▸ Extrait retenu:

○ ○ ○ ○ ○

Sachez tout d'abord que je suis très honoré, madame la présidente, de m'exprimer devant votre commission.

J'avais la réputation, au Conseil, d'être un optimiste et de souvent encourager les États membres à des changements de traité, mais votre propos est plutôt exact ; j'ai donc changé, je me suis adapté aux circonstances. Il y a à peu près six ans, j'ai écrit un petit livre dans lequel j'encourageais très vivement à avancer sur la voie d'un regroupement autour de la zone euro – ce petit livre, comme la plupart de mes autres ouvrages, n'a été publié qu'en anglais, tout simplement parce que les éditeurs français ne s'y sont pas intéressés, ce qui dit quelque chose de l'Europe.

Tout d'abord, je suis d'accord avec l'analyse qui prévaut, selon laquelle la situation de l'Union européenne est très grave – suivant les affaires européennes depuis vraiment très longtemps, je le dis en connaissance de cause. Pendant un demi-siècle, l'Union européenne a été synonyme de paix, de fin des divisions sur le continent, de démocratie, de droits de l'homme, de droits sociaux, de croissance économique, etc. N'oublions cependant pas qu'elle est très jeune. N'ayant que soixante ans, elle est très faible et un peu artificielle aux yeux des citoyens, alors que les États-nations sont, eux, vieux et forts. Cela ressort très vite en période de crise, avec des tentations de repli sur soi, de politiques dites « identitaires », des tentations nationalistes, populistes, etc. Pour beaucoup, aujourd'hui, la légitimité démocratique et les résultats de l'Union européenne sont insuffisants ; elle est vecteur de la mondialisation, source de chômage, d'immigration illégale, etc.

○ ○ ○ ○ ○

▸ Énoncé: Recopiez mot pour mot l'intégralité de l'intervention sur la situation de l'Union européenne. Le listing provient d'une autre source.

[Annotations par coordonnées]
○ ○ ○ ○ ○

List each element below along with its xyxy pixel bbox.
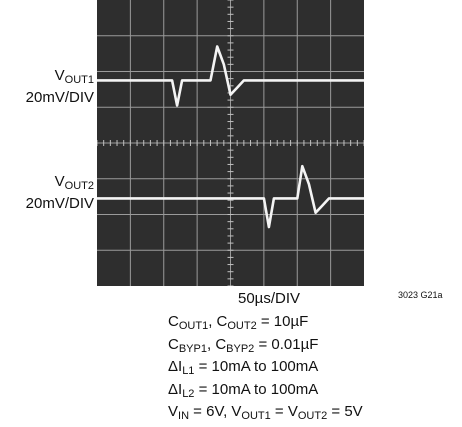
test-conditions: COUT1, COUT2 = 10µF CBYP1, CBYP2 = 0.01µF… [168,313,363,426]
vout2-trace [97,164,364,229]
condition-line: ΔIL1 = 10mA to 100mA [168,358,319,377]
vout1-label: VOUT1 20mV/DIV [25,67,94,106]
condition-line: VIN = 6V, VOUT1 = VOUT2 = 5V [168,403,363,422]
condition-line: COUT1, COUT2 = 10µF [168,313,309,332]
vout2-label: VOUT2 20mV/DIV [25,173,94,212]
condition-line: ΔIL2 = 10mA to 100mA [168,380,319,400]
condition-line: CBYP1, CBYP2 = 0.01µF [168,335,319,355]
scope-grid [97,0,364,286]
oscilloscope-screen [97,0,364,286]
scope-traces [97,45,364,229]
figure-code: 3023 G21a [398,290,443,300]
vout1-trace [97,45,364,107]
x-axis-label: 50µs/DIV [238,290,300,307]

○ ○ ○ ○ ○

▸ Réponse produite:
Sachez tout d'abord que je suis très honoré, madame la présidente, de m'exprimer devant votre commission.

J'avais la réputation, au Conseil, d'être un optimiste et de souvent encourager les États membres à des changements de traité, mais votre propos est plutôt exact ; j'ai donc changé, je me suis adapté aux circonstances. Il y a à peu près six ans, j'ai écrit un petit livre dans lequel j'encourageais très vivement à avancer sur la voie d'un regroupement autour de la zone euro – ce petit livre, comme la plupart de mes autres ouvrages, n'a été publié qu'en anglais, tout simplement parce que les éditeurs français ne s'y sont pas intéressés, ce qui dit quelque chose de l'Europe.

Tout d'abord, je suis d'accord avec l'analyse qui prévaut, selon laquelle la situation de l'Union européenne est très grave – suivant les affaires européennes depuis vraiment très longtemps, je le dis en connaissance de cause. Pendant un demi-siècle, l'Union européenne a été synonyme de paix, de fin des divisions sur le continent, de démocratie, de droits de l'homme, de droits sociaux, de croissance économique, etc. N'oublions cependant pas qu'elle est très jeune. N'ayant que soixante ans, elle est très faible et un peu artificielle aux yeux des citoyens, alors que les États-nations sont, eux, vieux et forts. Cela ressort très vite en période de crise, avec des tentations de repli sur soi, de politiques dites « identitaires », des tentations nationalistes, populistes, etc. Pour beaucoup, aujourd'hui, la légitimité démocratique et les résultats de l'Union européenne sont insuffisants ; elle est vecteur de la mondialisation, source de chômage, d'immigration illégale, etc.